■ **Task details**
Quote all of the entries word for word.
* begin Data for processing *
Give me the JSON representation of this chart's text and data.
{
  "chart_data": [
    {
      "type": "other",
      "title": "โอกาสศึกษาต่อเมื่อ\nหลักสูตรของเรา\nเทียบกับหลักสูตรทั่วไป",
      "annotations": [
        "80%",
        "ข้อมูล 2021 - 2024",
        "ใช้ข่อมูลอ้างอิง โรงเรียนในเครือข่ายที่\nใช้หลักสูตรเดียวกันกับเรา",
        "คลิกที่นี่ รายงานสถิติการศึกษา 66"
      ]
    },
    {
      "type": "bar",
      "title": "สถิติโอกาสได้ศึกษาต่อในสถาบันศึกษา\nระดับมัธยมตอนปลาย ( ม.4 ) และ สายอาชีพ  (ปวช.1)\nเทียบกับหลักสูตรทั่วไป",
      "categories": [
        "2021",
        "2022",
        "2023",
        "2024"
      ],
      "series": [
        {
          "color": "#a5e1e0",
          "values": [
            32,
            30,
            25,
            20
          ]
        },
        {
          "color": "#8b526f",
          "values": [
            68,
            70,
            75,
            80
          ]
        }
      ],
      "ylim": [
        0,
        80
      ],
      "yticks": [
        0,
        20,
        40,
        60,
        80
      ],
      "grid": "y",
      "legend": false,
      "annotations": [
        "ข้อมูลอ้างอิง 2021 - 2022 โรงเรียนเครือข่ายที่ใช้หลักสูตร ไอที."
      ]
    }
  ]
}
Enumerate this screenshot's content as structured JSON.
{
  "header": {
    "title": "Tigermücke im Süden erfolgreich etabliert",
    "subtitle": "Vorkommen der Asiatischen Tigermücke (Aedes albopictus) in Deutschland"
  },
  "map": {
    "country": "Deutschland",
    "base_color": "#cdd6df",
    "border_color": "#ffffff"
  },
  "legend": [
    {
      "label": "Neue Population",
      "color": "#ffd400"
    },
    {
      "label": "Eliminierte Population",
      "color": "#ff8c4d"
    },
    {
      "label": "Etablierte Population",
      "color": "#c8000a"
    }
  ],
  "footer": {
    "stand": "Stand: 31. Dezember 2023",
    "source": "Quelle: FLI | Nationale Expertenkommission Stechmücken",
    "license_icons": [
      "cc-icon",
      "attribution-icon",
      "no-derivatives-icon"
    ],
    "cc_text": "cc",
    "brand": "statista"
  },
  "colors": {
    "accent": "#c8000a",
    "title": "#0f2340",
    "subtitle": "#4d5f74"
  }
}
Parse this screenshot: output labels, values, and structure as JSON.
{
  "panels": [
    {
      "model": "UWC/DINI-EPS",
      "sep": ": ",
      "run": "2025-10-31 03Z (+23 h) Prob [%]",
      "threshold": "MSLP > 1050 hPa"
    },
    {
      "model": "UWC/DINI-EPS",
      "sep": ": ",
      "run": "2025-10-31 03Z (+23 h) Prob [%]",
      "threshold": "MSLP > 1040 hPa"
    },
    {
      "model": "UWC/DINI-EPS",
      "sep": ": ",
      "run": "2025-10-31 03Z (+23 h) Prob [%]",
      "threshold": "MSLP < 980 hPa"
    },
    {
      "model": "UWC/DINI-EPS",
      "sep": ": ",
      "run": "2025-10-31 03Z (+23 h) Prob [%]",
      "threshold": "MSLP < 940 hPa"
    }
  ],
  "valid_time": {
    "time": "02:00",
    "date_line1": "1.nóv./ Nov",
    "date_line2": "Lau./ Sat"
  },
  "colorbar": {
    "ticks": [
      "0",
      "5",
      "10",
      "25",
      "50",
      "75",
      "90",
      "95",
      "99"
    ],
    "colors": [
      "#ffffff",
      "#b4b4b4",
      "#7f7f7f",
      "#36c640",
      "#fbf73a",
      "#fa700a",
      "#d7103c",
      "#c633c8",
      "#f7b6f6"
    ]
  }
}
* end Data for processing *
■ **Solution to this exercise**
Give me the JSON representation of this chart's text and data.
{
  "chart_data": [
    {
      "type": "other",
      "title": "โอกาสศึกษาต่อเมื่อ\nหลักสูตรของเรา\nเทียบกับหลักสูตรทั่วไป",
      "annotations": [
        "80%",
        "ข้อมูล 2021 - 2024",
        "ใช้ข่อมูลอ้างอิง โรงเรียนในเครือข่ายที่\nใช้หลักสูตรเดียวกันกับเรา",
        "คลิกที่นี่ รายงานสถิติการศึกษา 66"
      ]
    },
    {
      "type": "bar",
      "title": "สถิติโอกาสได้ศึกษาต่อในสถาบันศึกษา\nระดับมัธยมตอนปลาย ( ม.4 ) และ สายอาชีพ  (ปวช.1)\nเทียบกับหลักสูตรทั่วไป",
      "categories": [
        "2021",
        "2022",
        "2023",
        "2024"
      ],
      "series": [
        {
          "color": "#a5e1e0",
          "values": [
            32,
            30,
            25,
            20
          ]
        },
        {
          "color": "#8b526f",
          "values": [
            68,
            70,
            75,
            80
          ]
        }
      ],
      "ylim": [
        0,
        80
      ],
      "yticks": [
        0,
        20,
        40,
        60,
        80
      ],
      "grid": "y",
      "legend": false,
      "annotations": [
        "ข้อมูลอ้างอิง 2021 - 2022 โรงเรียนเครือข่ายที่ใช้หลักสูตร ไอที."
      ]
    }
  ]
}
Enumerate this screenshot's content as structured JSON.
{
  "header": {
    "title": "Tigermücke im Süden erfolgreich etabliert",
    "subtitle": "Vorkommen der Asiatischen Tigermücke (Aedes albopictus) in Deutschland"
  },
  "map": {
    "country": "Deutschland",
    "base_color": "#cdd6df",
    "border_color": "#ffffff"
  },
  "legend": [
    {
      "label": "Neue Population",
      "color": "#ffd400"
    },
    {
      "label": "Eliminierte Population",
      "color": "#ff8c4d"
    },
    {
      "label": "Etablierte Population",
      "color": "#c8000a"
    }
  ],
  "footer": {
    "stand": "Stand: 31. Dezember 2023",
    "source": "Quelle: FLI | Nationale Expertenkommission Stechmücken",
    "license_icons": [
      "cc-icon",
      "attribution-icon",
      "no-derivatives-icon"
    ],
    "cc_text": "cc",
    "brand": "statista"
  },
  "colors": {
    "accent": "#c8000a",
    "title": "#0f2340",
    "subtitle": "#4d5f74"
  }
}
Parse this screenshot: output labels, values, and structure as JSON.
{
  "panels": [
    {
      "model": "UWC/DINI-EPS",
      "sep": ": ",
      "run": "2025-10-31 03Z (+23 h) Prob [%]",
      "threshold": "MSLP > 1050 hPa"
    },
    {
      "model": "UWC/DINI-EPS",
      "sep": ": ",
      "run": "2025-10-31 03Z (+23 h) Prob [%]",
      "threshold": "MSLP > 1040 hPa"
    },
    {
      "model": "UWC/DINI-EPS",
      "sep": ": ",
      "run": "2025-10-31 03Z (+23 h) Prob [%]",
      "threshold": "MSLP < 980 hPa"
    },
    {
      "model": "UWC/DINI-EPS",
      "sep": ": ",
      "run": "2025-10-31 03Z (+23 h) Prob [%]",
      "threshold": "MSLP < 940 hPa"
    }
  ],
  "valid_time": {
    "time": "02:00",
    "date_line1": "1.nóv./ Nov",
    "date_line2": "Lau./ Sat"
  },
  "colorbar": {
    "ticks": [
      "0",
      "5",
      "10",
      "25",
      "50",
      "75",
      "90",
      "95",
      "99"
    ],
    "colors": [
      "#ffffff",
      "#b4b4b4",
      "#7f7f7f",
      "#36c640",
      "#fbf73a",
      "#fa700a",
      "#d7103c",
      "#c633c8",
      "#f7b6f6"
    ]
  }
}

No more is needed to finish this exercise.